WHAT THE TASK ASKS
Quote the data below verbatim, starting with the line that contains "- tag-badge[interactable]: General" and ending after the line that contains "- list-item[interactable]: Bob".

■ ■ ■ ■ ■

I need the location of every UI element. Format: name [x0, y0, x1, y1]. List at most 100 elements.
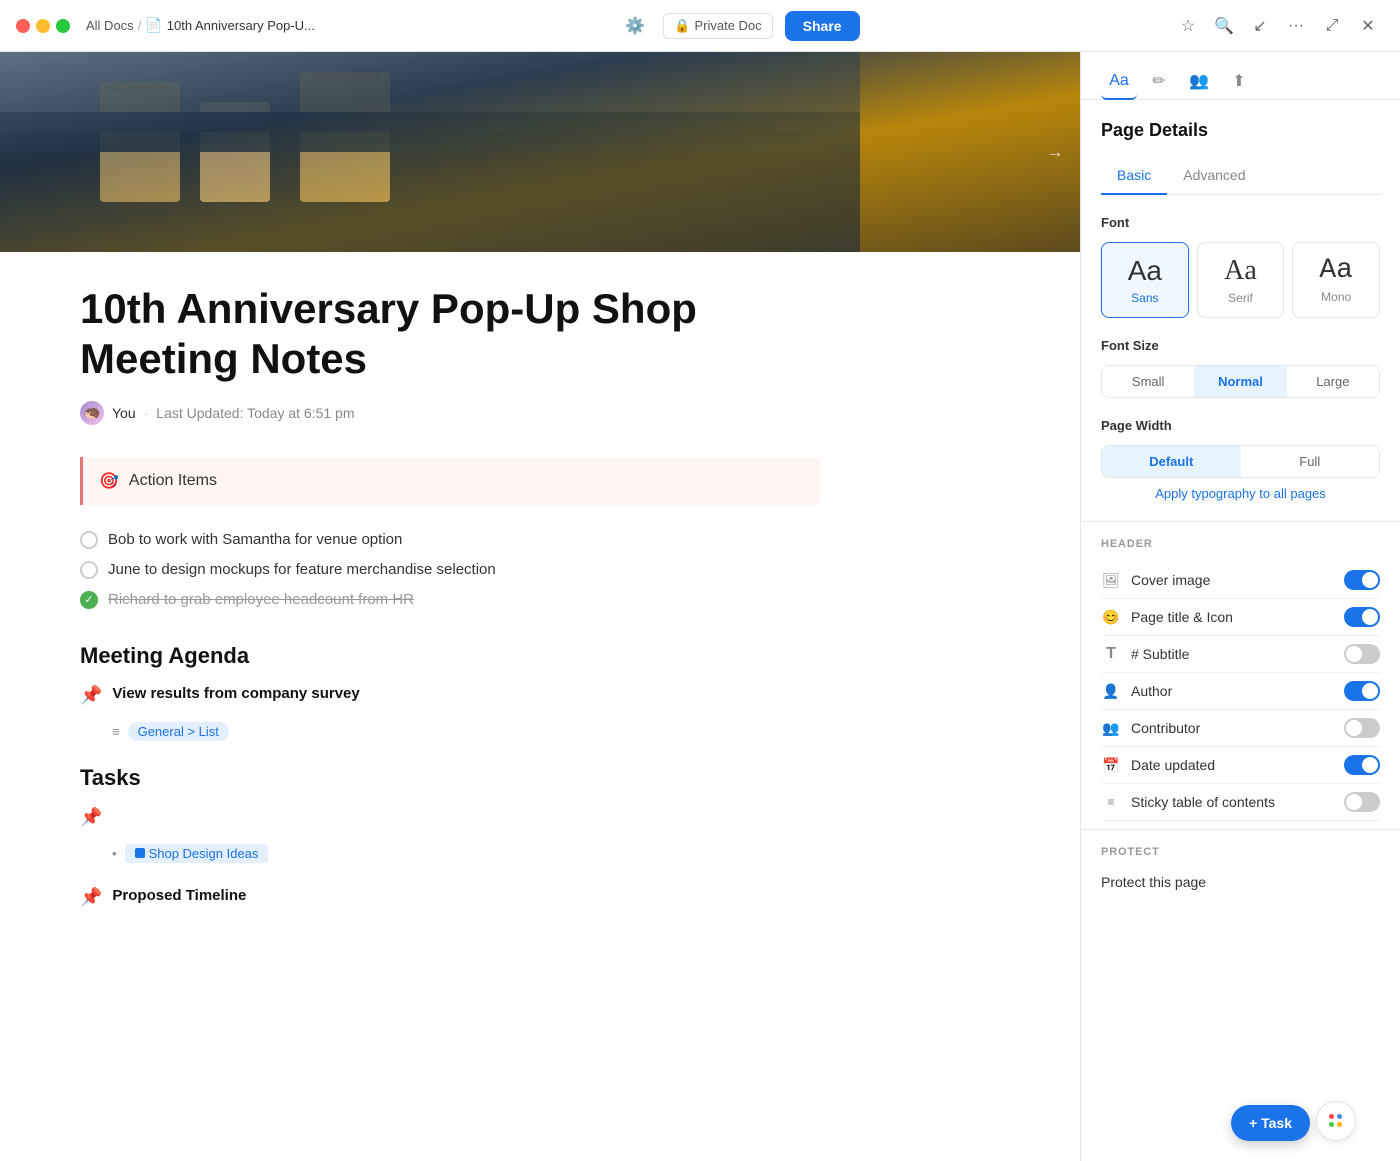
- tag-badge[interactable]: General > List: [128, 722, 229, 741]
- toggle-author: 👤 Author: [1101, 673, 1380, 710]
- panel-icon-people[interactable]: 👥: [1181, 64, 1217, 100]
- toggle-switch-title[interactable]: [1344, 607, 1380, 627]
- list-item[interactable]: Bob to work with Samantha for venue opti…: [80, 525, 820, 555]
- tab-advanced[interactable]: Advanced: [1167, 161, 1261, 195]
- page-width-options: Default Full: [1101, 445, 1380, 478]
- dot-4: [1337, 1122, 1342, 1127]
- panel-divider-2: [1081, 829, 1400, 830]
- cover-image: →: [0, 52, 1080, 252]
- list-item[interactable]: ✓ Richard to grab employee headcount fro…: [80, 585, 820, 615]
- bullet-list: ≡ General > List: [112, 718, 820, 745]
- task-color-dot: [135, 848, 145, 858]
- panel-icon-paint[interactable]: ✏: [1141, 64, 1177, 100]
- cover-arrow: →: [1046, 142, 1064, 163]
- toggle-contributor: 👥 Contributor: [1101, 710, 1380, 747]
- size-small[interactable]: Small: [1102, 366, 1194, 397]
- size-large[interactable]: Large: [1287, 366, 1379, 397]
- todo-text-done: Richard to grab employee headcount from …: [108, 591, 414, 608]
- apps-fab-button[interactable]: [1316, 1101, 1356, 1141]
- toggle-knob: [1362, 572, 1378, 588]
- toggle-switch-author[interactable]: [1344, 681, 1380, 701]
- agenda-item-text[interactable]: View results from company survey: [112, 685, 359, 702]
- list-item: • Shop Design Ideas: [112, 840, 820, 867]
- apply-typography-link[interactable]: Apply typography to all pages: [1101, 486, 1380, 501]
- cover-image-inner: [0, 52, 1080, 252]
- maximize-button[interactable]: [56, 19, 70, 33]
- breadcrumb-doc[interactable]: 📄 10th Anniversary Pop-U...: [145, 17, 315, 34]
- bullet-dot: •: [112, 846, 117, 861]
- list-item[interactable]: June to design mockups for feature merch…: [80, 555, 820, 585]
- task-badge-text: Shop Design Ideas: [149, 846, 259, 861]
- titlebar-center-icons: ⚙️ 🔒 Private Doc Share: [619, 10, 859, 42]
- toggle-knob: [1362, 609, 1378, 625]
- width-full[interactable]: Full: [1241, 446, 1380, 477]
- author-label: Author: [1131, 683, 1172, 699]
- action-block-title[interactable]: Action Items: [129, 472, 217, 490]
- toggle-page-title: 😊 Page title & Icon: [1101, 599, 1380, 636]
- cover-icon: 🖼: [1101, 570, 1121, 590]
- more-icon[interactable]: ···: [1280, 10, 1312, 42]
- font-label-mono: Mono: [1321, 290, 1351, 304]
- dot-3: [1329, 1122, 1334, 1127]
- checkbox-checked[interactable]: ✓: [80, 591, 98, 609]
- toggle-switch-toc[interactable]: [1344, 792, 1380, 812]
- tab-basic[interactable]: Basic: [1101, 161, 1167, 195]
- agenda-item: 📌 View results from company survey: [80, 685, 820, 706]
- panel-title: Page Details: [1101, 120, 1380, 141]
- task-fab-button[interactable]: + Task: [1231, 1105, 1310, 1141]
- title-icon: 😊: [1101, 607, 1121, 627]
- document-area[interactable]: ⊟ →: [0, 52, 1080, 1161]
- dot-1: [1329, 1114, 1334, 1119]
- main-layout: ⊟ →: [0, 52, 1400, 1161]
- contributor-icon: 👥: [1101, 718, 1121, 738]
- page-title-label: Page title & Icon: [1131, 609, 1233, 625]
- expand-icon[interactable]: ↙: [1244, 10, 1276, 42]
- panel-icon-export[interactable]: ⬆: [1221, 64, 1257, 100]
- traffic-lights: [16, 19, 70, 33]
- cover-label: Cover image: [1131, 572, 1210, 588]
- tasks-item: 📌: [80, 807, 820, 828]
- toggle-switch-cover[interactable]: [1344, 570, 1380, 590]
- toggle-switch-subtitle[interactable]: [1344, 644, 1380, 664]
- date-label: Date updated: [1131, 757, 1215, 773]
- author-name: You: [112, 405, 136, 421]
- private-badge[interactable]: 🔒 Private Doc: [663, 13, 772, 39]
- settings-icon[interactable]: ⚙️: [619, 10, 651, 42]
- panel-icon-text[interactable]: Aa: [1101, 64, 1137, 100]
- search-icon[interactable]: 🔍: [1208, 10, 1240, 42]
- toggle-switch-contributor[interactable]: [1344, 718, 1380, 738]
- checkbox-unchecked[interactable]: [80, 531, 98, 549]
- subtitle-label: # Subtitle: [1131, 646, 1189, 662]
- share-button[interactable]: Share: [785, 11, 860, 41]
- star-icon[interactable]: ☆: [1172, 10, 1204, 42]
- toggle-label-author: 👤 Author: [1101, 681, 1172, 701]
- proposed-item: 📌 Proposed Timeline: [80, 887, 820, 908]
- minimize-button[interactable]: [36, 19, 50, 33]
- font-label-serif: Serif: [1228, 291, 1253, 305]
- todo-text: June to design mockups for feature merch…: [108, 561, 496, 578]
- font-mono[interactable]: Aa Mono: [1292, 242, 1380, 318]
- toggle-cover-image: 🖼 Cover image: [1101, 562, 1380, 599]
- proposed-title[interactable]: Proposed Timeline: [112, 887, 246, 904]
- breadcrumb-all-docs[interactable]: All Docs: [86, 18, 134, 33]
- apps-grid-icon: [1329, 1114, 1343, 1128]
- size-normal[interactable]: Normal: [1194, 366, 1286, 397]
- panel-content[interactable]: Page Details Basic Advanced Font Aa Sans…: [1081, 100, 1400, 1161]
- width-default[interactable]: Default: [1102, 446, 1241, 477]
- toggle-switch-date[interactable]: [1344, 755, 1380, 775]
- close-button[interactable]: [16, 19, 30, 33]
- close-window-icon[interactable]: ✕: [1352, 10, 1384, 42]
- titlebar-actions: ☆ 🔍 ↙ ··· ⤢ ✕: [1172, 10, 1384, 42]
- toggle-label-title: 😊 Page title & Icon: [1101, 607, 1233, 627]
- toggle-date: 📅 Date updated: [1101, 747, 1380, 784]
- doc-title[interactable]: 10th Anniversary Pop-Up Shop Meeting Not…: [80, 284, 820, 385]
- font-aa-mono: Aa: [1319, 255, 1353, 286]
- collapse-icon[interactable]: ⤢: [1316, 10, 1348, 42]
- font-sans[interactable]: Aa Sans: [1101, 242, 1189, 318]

■ ■ ■ ■ ■

RESULT OF THE EXERCISE
- tag-badge[interactable]: General > List: [128, 722, 229, 741]
- toggle-author: 👤 Author: [1101, 673, 1380, 710]
- panel-icon-people[interactable]: 👥: [1181, 64, 1217, 100]
- toggle-switch-title[interactable]: [1344, 607, 1380, 627]
- list-item[interactable]: Bob to work with Samantha for venue opti…: [80, 525, 820, 555]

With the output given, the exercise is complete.